Start Given entries

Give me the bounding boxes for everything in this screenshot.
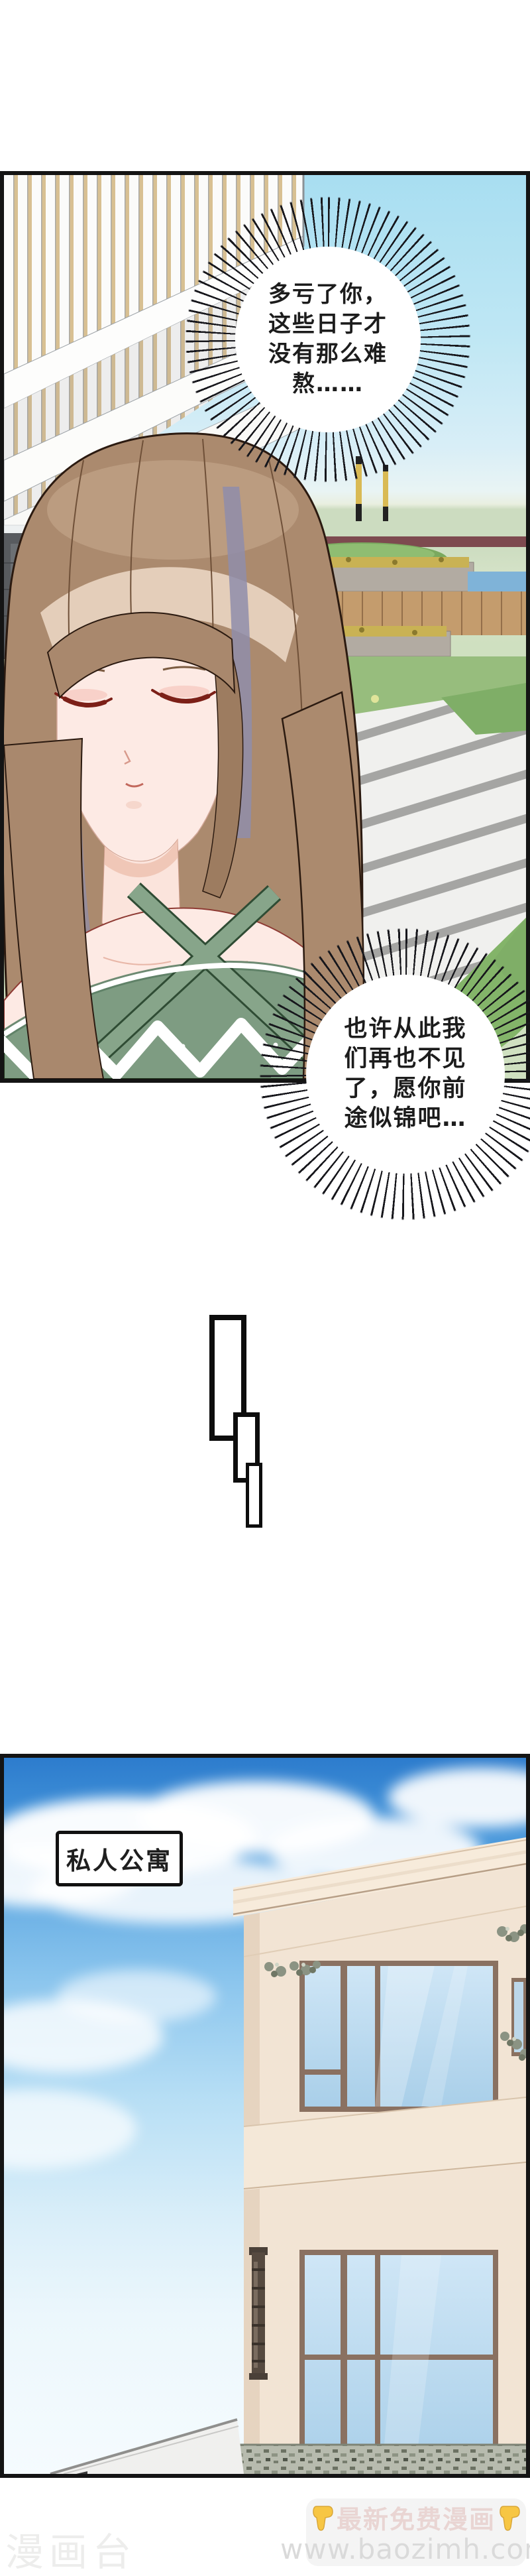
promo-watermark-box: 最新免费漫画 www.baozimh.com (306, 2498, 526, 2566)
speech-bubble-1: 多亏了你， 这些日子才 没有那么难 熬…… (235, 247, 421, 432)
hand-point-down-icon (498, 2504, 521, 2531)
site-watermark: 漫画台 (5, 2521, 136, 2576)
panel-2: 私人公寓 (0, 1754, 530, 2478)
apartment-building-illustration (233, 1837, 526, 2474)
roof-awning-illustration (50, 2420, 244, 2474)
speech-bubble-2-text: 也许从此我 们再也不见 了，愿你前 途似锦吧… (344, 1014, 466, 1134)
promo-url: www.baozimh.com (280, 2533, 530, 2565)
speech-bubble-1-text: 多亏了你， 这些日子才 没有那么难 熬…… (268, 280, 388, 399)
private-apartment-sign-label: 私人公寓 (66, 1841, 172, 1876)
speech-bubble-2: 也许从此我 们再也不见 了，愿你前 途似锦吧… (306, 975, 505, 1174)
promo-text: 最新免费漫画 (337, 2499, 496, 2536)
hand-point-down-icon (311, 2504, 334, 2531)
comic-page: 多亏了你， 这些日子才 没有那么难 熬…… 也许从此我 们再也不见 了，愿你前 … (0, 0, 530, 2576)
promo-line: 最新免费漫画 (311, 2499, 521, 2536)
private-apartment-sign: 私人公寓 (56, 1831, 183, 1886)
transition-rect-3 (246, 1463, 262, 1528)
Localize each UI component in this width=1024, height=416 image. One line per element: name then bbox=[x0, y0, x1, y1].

End Given entries
Start Given entries

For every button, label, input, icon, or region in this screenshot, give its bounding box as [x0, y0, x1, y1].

End Given entries
Start Given entries

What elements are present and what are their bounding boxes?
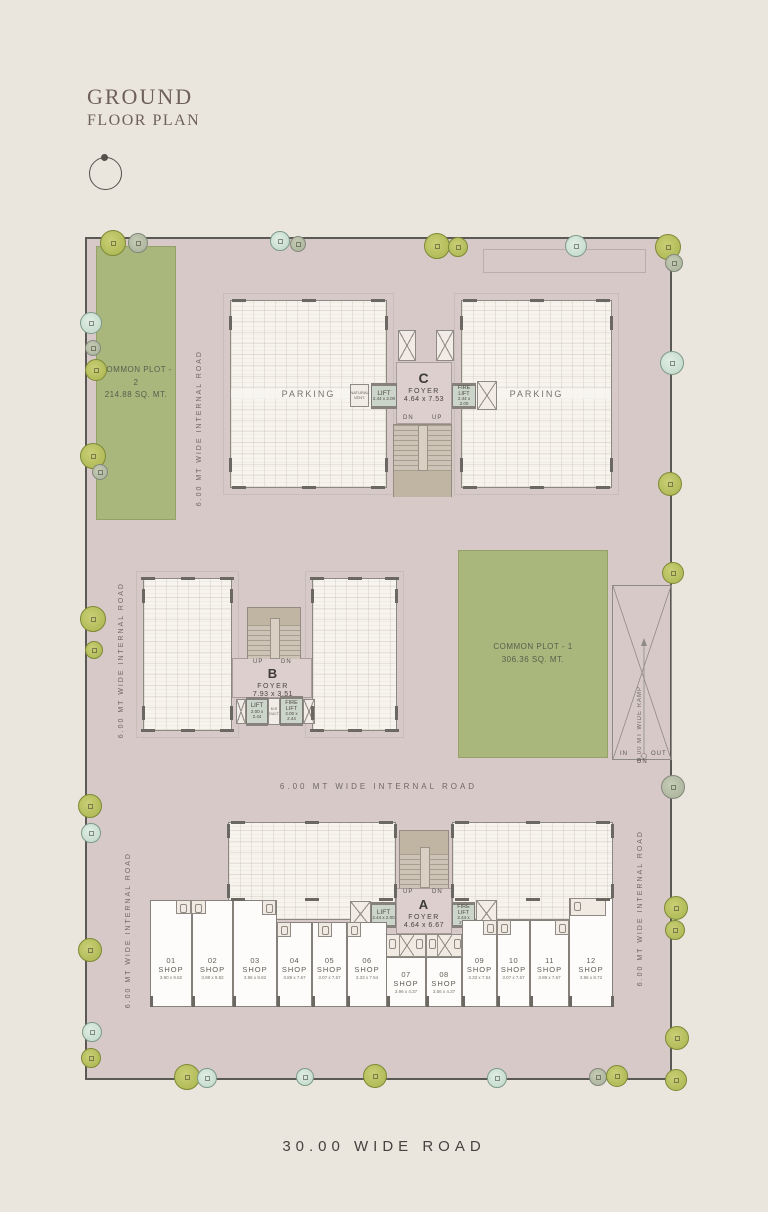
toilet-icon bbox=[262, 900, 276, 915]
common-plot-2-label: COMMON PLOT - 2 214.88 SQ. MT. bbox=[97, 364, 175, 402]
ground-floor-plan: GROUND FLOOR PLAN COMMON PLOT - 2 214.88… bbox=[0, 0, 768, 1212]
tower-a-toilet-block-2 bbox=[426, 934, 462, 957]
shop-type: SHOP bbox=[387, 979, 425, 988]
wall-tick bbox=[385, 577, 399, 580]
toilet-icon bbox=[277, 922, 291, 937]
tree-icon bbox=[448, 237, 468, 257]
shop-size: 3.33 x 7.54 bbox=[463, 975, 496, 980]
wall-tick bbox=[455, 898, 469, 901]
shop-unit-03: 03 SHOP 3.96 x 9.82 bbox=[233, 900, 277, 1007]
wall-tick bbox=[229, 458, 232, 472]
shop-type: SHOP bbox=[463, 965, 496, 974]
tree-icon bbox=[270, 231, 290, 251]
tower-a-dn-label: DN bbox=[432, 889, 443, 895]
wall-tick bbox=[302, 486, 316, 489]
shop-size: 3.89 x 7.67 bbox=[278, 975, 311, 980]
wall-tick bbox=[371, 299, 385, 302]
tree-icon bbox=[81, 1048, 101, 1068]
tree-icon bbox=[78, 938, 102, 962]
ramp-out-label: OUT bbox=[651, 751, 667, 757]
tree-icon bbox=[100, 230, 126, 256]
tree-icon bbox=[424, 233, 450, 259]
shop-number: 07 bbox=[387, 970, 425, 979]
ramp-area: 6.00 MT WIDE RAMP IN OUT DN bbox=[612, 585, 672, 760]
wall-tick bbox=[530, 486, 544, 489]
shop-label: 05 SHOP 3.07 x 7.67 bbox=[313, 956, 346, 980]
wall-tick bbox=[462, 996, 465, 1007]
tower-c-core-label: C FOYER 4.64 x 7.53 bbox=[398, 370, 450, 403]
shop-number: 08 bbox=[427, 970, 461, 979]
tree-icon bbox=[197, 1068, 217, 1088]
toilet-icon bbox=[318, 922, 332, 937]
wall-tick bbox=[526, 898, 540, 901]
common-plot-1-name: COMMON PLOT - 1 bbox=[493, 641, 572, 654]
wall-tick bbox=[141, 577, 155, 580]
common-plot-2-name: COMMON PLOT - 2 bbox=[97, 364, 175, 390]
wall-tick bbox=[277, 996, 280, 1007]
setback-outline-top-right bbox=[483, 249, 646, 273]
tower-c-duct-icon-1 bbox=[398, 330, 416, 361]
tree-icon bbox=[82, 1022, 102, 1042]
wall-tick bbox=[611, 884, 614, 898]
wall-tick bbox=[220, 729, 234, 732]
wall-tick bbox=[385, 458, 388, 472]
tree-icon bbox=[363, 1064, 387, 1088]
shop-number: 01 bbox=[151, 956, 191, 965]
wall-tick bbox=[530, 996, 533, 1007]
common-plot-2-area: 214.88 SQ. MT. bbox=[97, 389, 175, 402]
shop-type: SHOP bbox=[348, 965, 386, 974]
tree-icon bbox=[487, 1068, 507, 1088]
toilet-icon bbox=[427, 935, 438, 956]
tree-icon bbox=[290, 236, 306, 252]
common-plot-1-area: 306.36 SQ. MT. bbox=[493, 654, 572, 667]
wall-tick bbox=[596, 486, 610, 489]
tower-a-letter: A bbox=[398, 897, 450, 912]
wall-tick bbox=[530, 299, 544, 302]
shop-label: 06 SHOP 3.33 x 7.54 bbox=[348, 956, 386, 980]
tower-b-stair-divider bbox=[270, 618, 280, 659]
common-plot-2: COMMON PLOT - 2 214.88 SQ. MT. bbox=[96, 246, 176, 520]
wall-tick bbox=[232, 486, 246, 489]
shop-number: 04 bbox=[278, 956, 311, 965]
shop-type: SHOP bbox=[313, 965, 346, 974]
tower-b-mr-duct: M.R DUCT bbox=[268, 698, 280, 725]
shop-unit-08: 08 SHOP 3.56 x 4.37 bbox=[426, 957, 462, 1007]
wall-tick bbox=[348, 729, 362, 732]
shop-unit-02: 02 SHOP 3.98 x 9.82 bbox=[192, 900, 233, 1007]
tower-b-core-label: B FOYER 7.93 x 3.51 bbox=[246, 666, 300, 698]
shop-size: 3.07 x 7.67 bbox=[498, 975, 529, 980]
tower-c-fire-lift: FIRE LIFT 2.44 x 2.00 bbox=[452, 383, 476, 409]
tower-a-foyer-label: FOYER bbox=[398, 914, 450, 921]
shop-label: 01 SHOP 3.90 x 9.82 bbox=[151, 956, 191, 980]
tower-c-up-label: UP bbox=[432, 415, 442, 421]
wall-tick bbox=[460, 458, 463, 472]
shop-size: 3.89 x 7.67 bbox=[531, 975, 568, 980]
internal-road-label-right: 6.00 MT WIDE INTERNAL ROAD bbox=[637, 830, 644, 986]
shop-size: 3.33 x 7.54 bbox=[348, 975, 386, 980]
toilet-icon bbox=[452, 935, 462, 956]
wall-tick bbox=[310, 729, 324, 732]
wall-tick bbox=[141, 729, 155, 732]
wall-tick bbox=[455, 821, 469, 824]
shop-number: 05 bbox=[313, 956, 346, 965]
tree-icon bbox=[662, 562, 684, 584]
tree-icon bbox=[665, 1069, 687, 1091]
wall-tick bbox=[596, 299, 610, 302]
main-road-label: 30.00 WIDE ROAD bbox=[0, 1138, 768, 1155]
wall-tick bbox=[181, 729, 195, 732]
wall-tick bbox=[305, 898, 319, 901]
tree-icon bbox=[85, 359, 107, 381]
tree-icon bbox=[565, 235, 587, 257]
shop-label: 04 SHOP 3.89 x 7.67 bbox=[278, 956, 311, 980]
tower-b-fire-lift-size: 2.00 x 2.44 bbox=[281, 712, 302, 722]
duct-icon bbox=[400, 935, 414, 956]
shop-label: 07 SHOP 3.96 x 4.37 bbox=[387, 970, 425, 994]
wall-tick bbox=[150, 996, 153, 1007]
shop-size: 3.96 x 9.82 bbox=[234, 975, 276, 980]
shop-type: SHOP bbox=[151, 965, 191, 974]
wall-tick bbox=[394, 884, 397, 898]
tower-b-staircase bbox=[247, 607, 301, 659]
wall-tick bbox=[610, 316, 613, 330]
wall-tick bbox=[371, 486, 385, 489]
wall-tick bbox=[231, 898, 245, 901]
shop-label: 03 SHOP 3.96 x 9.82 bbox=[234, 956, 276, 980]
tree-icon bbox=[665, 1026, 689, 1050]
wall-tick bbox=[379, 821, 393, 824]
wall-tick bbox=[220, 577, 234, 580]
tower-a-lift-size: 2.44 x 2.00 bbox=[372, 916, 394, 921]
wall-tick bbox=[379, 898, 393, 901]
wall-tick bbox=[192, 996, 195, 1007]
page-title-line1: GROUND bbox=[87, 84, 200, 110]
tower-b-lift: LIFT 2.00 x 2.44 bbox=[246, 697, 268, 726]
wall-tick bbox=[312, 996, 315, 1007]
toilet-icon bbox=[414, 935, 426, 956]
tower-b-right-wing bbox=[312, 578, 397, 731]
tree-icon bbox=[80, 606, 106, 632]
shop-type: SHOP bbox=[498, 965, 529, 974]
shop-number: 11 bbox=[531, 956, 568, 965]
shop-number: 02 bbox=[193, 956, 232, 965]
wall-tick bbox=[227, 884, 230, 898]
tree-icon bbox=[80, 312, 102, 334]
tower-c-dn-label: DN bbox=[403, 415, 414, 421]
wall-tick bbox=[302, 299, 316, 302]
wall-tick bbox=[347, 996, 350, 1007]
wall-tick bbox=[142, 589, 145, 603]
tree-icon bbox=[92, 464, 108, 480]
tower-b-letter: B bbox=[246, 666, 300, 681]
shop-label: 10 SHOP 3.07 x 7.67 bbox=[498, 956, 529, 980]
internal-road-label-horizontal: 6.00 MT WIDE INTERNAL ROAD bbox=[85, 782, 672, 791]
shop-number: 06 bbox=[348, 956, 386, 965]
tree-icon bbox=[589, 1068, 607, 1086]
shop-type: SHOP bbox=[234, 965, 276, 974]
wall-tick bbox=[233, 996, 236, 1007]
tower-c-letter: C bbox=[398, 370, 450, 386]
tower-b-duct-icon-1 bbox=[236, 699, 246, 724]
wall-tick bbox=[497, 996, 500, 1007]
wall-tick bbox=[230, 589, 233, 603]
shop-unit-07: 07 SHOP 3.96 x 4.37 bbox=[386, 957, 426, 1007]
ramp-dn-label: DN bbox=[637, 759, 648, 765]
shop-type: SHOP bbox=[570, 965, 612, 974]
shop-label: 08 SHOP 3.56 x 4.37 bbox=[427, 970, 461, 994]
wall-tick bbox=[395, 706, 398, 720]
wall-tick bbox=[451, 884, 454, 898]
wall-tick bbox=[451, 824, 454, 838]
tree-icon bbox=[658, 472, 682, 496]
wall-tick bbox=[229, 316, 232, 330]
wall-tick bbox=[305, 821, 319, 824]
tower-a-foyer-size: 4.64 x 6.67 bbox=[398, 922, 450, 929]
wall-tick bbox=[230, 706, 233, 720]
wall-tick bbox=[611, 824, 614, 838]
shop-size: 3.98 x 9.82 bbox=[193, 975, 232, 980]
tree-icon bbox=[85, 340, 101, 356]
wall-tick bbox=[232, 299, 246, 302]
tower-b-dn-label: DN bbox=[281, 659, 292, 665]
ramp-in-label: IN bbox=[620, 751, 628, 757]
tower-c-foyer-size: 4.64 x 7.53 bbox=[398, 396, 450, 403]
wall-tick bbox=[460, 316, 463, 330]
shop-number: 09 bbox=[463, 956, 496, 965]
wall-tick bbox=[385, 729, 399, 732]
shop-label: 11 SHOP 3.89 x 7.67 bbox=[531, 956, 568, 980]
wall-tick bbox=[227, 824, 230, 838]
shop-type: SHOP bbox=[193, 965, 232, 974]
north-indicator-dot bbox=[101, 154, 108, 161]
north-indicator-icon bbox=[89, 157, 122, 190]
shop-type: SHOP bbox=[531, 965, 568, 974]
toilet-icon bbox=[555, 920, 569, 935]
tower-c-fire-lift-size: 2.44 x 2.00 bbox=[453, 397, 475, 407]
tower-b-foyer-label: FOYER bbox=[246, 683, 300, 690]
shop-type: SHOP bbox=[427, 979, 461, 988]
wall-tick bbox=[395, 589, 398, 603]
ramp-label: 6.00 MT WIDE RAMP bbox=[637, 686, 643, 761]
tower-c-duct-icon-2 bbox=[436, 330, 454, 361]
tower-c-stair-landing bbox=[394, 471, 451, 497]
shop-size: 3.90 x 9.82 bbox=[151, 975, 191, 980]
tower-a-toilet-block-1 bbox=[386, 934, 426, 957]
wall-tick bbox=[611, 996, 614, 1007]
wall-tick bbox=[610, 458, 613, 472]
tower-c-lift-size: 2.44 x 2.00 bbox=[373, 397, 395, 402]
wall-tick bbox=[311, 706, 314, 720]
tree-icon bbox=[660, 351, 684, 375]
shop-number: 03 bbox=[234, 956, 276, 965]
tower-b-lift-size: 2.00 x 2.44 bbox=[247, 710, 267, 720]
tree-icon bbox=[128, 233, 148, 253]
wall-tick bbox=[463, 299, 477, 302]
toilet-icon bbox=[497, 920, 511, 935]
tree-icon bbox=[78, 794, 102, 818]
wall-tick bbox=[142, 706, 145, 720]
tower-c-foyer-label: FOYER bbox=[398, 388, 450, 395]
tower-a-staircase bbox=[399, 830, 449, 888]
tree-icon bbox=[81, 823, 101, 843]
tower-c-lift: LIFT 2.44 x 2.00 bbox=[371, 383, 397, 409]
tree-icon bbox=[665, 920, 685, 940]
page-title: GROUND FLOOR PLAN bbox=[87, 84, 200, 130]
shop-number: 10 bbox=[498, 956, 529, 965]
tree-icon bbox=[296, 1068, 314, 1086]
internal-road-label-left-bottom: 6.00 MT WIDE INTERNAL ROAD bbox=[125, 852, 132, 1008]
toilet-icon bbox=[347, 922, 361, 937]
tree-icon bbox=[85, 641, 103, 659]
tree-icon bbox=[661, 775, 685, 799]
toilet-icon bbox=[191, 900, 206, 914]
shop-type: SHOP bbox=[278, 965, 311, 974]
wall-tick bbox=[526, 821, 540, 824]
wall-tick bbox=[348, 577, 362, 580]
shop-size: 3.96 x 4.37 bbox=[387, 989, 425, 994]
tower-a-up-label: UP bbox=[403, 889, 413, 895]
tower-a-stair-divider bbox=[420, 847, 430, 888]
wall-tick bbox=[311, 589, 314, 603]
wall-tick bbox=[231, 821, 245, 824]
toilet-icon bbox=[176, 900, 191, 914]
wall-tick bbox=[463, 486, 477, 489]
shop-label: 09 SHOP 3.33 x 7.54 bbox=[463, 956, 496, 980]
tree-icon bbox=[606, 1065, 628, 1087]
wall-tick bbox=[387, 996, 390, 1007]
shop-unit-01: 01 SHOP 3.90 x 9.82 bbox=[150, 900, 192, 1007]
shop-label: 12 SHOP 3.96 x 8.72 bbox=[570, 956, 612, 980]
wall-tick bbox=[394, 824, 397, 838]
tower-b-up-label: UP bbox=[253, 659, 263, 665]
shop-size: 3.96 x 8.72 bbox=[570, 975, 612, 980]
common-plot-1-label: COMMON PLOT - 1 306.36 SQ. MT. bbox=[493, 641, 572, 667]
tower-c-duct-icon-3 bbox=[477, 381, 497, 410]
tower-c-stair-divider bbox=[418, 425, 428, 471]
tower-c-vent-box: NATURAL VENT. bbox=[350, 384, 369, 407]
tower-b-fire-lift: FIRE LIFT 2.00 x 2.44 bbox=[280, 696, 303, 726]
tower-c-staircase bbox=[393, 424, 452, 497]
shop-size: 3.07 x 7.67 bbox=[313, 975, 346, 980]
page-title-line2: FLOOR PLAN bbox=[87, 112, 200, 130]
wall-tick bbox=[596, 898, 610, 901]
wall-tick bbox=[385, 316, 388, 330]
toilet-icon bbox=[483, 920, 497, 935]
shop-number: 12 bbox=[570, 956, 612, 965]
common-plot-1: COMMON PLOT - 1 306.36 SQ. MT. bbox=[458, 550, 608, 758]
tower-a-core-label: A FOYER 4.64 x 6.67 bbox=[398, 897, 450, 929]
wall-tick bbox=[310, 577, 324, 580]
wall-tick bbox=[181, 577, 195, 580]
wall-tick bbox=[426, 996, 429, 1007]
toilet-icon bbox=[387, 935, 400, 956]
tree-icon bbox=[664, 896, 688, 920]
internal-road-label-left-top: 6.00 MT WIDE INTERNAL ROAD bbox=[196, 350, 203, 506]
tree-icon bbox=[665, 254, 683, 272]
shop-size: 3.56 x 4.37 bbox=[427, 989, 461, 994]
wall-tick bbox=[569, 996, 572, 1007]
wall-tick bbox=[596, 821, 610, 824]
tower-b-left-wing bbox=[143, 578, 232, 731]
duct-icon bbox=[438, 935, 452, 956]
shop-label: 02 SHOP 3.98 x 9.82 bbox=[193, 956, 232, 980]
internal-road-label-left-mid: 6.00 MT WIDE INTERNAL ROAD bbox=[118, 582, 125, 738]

End Given entries

▶ [Task objective] Please tally the lines in the records above that contain the string "ramp" and give only the number.

▶ [Correct result] 5